* Your task *
Find how many lines in the data below mention "folder". Give the number only.

** Start Exercise material **

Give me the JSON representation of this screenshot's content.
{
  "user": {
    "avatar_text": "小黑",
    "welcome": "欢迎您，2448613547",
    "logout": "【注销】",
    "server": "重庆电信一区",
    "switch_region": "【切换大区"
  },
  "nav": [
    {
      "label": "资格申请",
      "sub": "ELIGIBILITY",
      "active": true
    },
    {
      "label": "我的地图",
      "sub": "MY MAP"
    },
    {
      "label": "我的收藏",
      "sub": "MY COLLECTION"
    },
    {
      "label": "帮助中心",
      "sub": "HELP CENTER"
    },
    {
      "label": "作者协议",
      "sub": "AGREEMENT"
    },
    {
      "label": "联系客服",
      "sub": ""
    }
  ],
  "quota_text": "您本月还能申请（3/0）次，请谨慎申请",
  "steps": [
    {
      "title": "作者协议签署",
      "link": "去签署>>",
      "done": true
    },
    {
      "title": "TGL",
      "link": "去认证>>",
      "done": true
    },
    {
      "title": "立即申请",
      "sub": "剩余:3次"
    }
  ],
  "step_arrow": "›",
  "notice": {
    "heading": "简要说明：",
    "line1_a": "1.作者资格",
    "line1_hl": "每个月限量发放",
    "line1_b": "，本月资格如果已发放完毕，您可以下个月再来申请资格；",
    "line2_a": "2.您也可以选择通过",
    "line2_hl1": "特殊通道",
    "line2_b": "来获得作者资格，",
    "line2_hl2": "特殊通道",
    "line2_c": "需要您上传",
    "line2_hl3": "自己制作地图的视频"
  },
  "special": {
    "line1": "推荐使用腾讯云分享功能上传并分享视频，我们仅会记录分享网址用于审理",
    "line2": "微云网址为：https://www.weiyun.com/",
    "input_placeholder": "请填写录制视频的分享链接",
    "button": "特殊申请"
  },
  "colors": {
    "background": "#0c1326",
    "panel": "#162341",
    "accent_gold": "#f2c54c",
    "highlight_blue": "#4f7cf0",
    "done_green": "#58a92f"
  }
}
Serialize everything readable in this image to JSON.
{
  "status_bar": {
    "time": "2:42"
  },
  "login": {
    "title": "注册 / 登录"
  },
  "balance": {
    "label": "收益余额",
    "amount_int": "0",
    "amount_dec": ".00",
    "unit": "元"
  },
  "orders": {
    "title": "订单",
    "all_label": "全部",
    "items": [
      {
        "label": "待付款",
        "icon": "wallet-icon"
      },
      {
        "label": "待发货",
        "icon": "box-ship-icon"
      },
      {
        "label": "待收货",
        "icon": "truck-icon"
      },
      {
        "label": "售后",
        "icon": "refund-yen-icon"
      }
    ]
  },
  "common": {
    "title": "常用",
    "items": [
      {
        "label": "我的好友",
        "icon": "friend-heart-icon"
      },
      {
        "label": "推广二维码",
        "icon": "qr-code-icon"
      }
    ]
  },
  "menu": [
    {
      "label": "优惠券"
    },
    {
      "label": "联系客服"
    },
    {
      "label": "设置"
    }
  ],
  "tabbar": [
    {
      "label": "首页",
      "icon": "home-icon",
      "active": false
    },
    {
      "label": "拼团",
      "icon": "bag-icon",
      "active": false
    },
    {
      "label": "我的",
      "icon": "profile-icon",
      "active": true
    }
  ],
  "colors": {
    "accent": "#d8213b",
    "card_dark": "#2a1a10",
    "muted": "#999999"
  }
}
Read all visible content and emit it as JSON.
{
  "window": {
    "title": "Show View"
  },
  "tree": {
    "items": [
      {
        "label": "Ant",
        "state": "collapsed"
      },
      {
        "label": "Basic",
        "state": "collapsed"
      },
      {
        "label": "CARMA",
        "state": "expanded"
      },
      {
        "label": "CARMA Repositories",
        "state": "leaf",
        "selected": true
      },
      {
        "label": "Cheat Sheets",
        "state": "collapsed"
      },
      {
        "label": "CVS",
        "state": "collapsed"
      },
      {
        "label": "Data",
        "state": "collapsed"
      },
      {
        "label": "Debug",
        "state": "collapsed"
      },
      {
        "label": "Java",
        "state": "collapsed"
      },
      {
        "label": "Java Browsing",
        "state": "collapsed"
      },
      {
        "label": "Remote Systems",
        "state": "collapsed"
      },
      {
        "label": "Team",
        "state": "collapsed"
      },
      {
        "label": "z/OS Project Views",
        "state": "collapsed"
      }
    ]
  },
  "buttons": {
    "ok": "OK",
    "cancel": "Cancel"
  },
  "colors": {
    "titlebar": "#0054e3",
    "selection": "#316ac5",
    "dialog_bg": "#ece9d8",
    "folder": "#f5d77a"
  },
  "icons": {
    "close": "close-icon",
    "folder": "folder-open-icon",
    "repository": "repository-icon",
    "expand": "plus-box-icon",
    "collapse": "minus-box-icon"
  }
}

** End Exercise material **

* Output for this task *
2